-- Start RECORDS PROVIDED --
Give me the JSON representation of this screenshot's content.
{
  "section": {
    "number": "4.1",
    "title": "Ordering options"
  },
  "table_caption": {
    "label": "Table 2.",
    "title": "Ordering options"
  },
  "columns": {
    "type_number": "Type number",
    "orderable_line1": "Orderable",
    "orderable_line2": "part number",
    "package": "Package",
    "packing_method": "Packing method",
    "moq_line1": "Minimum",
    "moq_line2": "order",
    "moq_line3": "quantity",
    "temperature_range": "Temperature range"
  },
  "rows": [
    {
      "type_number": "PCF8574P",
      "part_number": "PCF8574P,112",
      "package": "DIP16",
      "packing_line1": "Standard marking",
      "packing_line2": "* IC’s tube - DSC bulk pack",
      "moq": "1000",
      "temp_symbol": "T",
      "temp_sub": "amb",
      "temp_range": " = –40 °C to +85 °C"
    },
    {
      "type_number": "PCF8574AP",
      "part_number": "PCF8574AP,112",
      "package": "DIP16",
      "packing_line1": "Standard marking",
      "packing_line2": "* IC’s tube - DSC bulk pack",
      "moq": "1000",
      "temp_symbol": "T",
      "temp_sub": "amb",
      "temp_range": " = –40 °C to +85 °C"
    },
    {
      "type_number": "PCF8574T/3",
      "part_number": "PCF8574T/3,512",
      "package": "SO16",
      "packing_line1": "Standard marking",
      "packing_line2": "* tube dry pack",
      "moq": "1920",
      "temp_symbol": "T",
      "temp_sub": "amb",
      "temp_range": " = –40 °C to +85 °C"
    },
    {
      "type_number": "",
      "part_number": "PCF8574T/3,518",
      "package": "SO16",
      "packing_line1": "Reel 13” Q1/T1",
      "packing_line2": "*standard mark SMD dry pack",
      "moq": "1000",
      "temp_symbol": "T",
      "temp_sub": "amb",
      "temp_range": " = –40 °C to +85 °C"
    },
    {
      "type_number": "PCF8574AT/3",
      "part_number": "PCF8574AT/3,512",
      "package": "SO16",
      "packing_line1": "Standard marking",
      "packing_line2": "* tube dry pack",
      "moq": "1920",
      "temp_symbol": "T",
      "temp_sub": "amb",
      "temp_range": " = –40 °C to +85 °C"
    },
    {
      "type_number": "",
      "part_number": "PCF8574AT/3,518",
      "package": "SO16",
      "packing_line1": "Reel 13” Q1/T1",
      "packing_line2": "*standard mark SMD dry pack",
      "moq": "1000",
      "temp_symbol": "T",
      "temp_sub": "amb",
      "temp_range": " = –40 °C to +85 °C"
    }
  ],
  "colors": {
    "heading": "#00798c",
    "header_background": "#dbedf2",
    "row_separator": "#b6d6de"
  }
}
-- End RECORDS PROVIDED --
■ **TASK BRIEF**
Exact output of every entry is required.

■ **FULL SOLUTION**
Give me the JSON representation of this screenshot's content.
{
  "section": {
    "number": "4.1",
    "title": "Ordering options"
  },
  "table_caption": {
    "label": "Table 2.",
    "title": "Ordering options"
  },
  "columns": {
    "type_number": "Type number",
    "orderable_line1": "Orderable",
    "orderable_line2": "part number",
    "package": "Package",
    "packing_method": "Packing method",
    "moq_line1": "Minimum",
    "moq_line2": "order",
    "moq_line3": "quantity",
    "temperature_range": "Temperature range"
  },
  "rows": [
    {
      "type_number": "PCF8574P",
      "part_number": "PCF8574P,112",
      "package": "DIP16",
      "packing_line1": "Standard marking",
      "packing_line2": "* IC’s tube - DSC bulk pack",
      "moq": "1000",
      "temp_symbol": "T",
      "temp_sub": "amb",
      "temp_range": " = –40 °C to +85 °C"
    },
    {
      "type_number": "PCF8574AP",
      "part_number": "PCF8574AP,112",
      "package": "DIP16",
      "packing_line1": "Standard marking",
      "packing_line2": "* IC’s tube - DSC bulk pack",
      "moq": "1000",
      "temp_symbol": "T",
      "temp_sub": "amb",
      "temp_range": " = –40 °C to +85 °C"
    },
    {
      "type_number": "PCF8574T/3",
      "part_number": "PCF8574T/3,512",
      "package": "SO16",
      "packing_line1": "Standard marking",
      "packing_line2": "* tube dry pack",
      "moq": "1920",
      "temp_symbol": "T",
      "temp_sub": "amb",
      "temp_range": " = –40 °C to +85 °C"
    },
    {
      "type_number": "",
      "part_number": "PCF8574T/3,518",
      "package": "SO16",
      "packing_line1": "Reel 13” Q1/T1",
      "packing_line2": "*standard mark SMD dry pack",
      "moq": "1000",
      "temp_symbol": "T",
      "temp_sub": "amb",
      "temp_range": " = –40 °C to +85 °C"
    },
    {
      "type_number": "PCF8574AT/3",
      "part_number": "PCF8574AT/3,512",
      "package": "SO16",
      "packing_line1": "Standard marking",
      "packing_line2": "* tube dry pack",
      "moq": "1920",
      "temp_symbol": "T",
      "temp_sub": "amb",
      "temp_range": " = –40 °C to +85 °C"
    },
    {
      "type_number": "",
      "part_number": "PCF8574AT/3,518",
      "package": "SO16",
      "packing_line1": "Reel 13” Q1/T1",
      "packing_line2": "*standard mark SMD dry pack",
      "moq": "1000",
      "temp_symbol": "T",
      "temp_sub": "amb",
      "temp_range": " = –40 °C to +85 °C"
    }
  ],
  "colors": {
    "heading": "#00798c",
    "header_background": "#dbedf2",
    "row_separator": "#b6d6de"
  }
}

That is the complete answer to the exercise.